TO DO
Only the pictures are omitted; repeat all other data exactly.
════
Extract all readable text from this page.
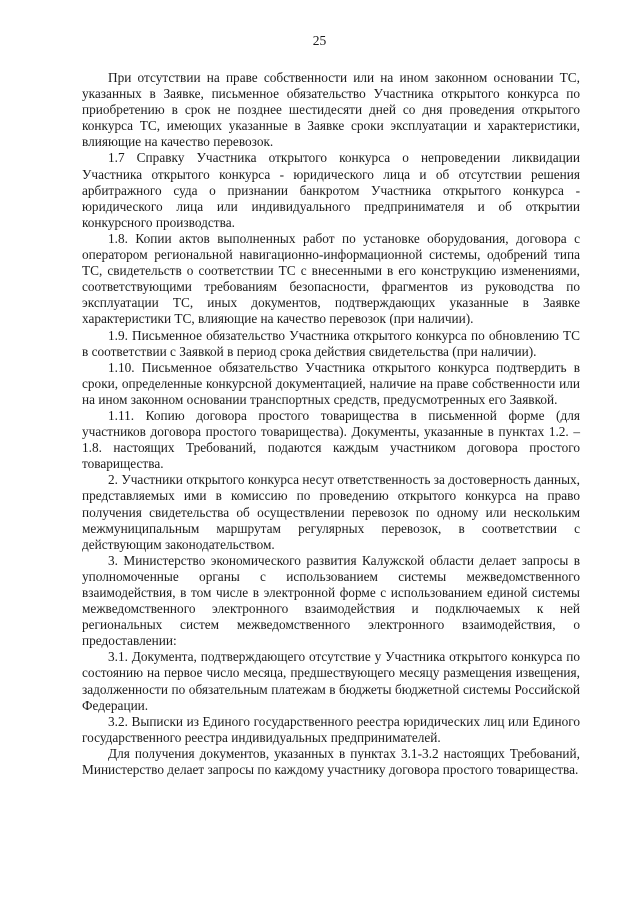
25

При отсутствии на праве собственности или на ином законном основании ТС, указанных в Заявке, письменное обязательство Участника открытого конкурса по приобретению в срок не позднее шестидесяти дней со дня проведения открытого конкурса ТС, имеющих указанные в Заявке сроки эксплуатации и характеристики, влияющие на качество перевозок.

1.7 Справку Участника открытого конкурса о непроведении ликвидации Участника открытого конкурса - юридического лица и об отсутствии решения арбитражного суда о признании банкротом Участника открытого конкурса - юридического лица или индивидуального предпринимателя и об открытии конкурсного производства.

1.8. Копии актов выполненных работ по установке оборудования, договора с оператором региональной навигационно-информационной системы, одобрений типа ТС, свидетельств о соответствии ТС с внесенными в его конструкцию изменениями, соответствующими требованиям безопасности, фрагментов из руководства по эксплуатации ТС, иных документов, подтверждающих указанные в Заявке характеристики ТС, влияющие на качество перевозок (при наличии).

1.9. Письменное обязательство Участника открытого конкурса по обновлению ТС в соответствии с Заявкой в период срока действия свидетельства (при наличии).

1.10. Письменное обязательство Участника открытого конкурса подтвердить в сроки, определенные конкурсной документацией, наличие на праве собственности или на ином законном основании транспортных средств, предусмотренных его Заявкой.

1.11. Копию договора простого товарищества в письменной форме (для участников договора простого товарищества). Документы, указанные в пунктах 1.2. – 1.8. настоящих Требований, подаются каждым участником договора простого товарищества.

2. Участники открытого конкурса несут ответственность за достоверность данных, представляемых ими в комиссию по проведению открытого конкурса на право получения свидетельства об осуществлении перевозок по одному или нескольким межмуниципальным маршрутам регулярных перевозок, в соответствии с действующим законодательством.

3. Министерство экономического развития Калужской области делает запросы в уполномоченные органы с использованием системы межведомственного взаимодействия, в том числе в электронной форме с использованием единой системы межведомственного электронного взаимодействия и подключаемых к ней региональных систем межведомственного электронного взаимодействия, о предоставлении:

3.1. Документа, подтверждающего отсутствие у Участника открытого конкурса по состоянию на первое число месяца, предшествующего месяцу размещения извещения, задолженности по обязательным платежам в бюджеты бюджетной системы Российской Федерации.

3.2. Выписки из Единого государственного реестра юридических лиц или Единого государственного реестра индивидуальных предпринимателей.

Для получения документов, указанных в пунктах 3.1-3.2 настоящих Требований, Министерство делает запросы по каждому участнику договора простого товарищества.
════
ANSWER FOR THE TASK
Extract all readable text from this page.
25

При отсутствии на праве собственности или на ином законном основании ТС, указанных в Заявке, письменное обязательство Участника открытого конкурса по приобретению в срок не позднее шестидесяти дней со дня проведения открытого конкурса ТС, имеющих указанные в Заявке сроки эксплуатации и характеристики, влияющие на качество перевозок.

1.7 Справку Участника открытого конкурса о непроведении ликвидации Участника открытого конкурса - юридического лица и об отсутствии решения арбитражного суда о признании банкротом Участника открытого конкурса - юридического лица или индивидуального предпринимателя и об открытии конкурсного производства.

1.8. Копии актов выполненных работ по установке оборудования, договора с оператором региональной навигационно-информационной системы, одобрений типа ТС, свидетельств о соответствии ТС с внесенными в его конструкцию изменениями, соответствующими требованиям безопасности, фрагментов из руководства по эксплуатации ТС, иных документов, подтверждающих указанные в Заявке характеристики ТС, влияющие на качество перевозок (при наличии).

1.9. Письменное обязательство Участника открытого конкурса по обновлению ТС в соответствии с Заявкой в период срока действия свидетельства (при наличии).

1.10. Письменное обязательство Участника открытого конкурса подтвердить в сроки, определенные конкурсной документацией, наличие на праве собственности или на ином законном основании транспортных средств, предусмотренных его Заявкой.

1.11. Копию договора простого товарищества в письменной форме (для участников договора простого товарищества). Документы, указанные в пунктах 1.2. – 1.8. настоящих Требований, подаются каждым участником договора простого товарищества.

2. Участники открытого конкурса несут ответственность за достоверность данных, представляемых ими в комиссию по проведению открытого конкурса на право получения свидетельства об осуществлении перевозок по одному или нескольким межмуниципальным маршрутам регулярных перевозок, в соответствии с действующим законодательством.

3. Министерство экономического развития Калужской области делает запросы в уполномоченные органы с использованием системы межведомственного взаимодействия, в том числе в электронной форме с использованием единой системы межведомственного электронного взаимодействия и подключаемых к ней региональных систем межведомственного электронного взаимодействия, о предоставлении:

3.1. Документа, подтверждающего отсутствие у Участника открытого конкурса по состоянию на первое число месяца, предшествующего месяцу размещения извещения, задолженности по обязательным платежам в бюджеты бюджетной системы Российской Федерации.

3.2. Выписки из Единого государственного реестра юридических лиц или Единого государственного реестра индивидуальных предпринимателей.

Для получения документов, указанных в пунктах 3.1-3.2 настоящих Требований, Министерство делает запросы по каждому участнику договора простого товарищества.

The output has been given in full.